— Given exercise —
Take the data below and repeat it exactly.

--- Exercise inputs ---

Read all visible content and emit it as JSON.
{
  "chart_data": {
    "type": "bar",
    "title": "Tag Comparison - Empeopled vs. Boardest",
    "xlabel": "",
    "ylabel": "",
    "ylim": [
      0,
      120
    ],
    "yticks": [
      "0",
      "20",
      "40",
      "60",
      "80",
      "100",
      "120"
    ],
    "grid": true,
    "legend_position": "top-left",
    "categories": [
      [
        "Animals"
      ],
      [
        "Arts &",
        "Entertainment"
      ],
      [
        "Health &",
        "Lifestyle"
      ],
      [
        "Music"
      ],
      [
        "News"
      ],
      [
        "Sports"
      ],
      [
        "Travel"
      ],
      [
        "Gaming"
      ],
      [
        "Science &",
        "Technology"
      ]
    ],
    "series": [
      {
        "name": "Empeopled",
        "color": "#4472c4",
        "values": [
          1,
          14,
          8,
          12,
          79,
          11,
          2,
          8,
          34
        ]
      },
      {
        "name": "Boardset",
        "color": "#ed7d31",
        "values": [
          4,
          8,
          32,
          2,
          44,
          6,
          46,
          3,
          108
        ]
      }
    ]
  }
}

---

— Result for this exercise —
Read all visible content and emit it as JSON.
{
  "chart_data": {
    "type": "bar",
    "title": "Tag Comparison - Empeopled vs. Boardest",
    "xlabel": "",
    "ylabel": "",
    "ylim": [
      0,
      120
    ],
    "yticks": [
      "0",
      "20",
      "40",
      "60",
      "80",
      "100",
      "120"
    ],
    "grid": true,
    "legend_position": "top-left",
    "categories": [
      [
        "Animals"
      ],
      [
        "Arts &",
        "Entertainment"
      ],
      [
        "Health &",
        "Lifestyle"
      ],
      [
        "Music"
      ],
      [
        "News"
      ],
      [
        "Sports"
      ],
      [
        "Travel"
      ],
      [
        "Gaming"
      ],
      [
        "Science &",
        "Technology"
      ]
    ],
    "series": [
      {
        "name": "Empeopled",
        "color": "#4472c4",
        "values": [
          1,
          14,
          8,
          12,
          79,
          11,
          2,
          8,
          34
        ]
      },
      {
        "name": "Boardset",
        "color": "#ed7d31",
        "values": [
          4,
          8,
          32,
          2,
          44,
          6,
          46,
          3,
          108
        ]
      }
    ]
  }
}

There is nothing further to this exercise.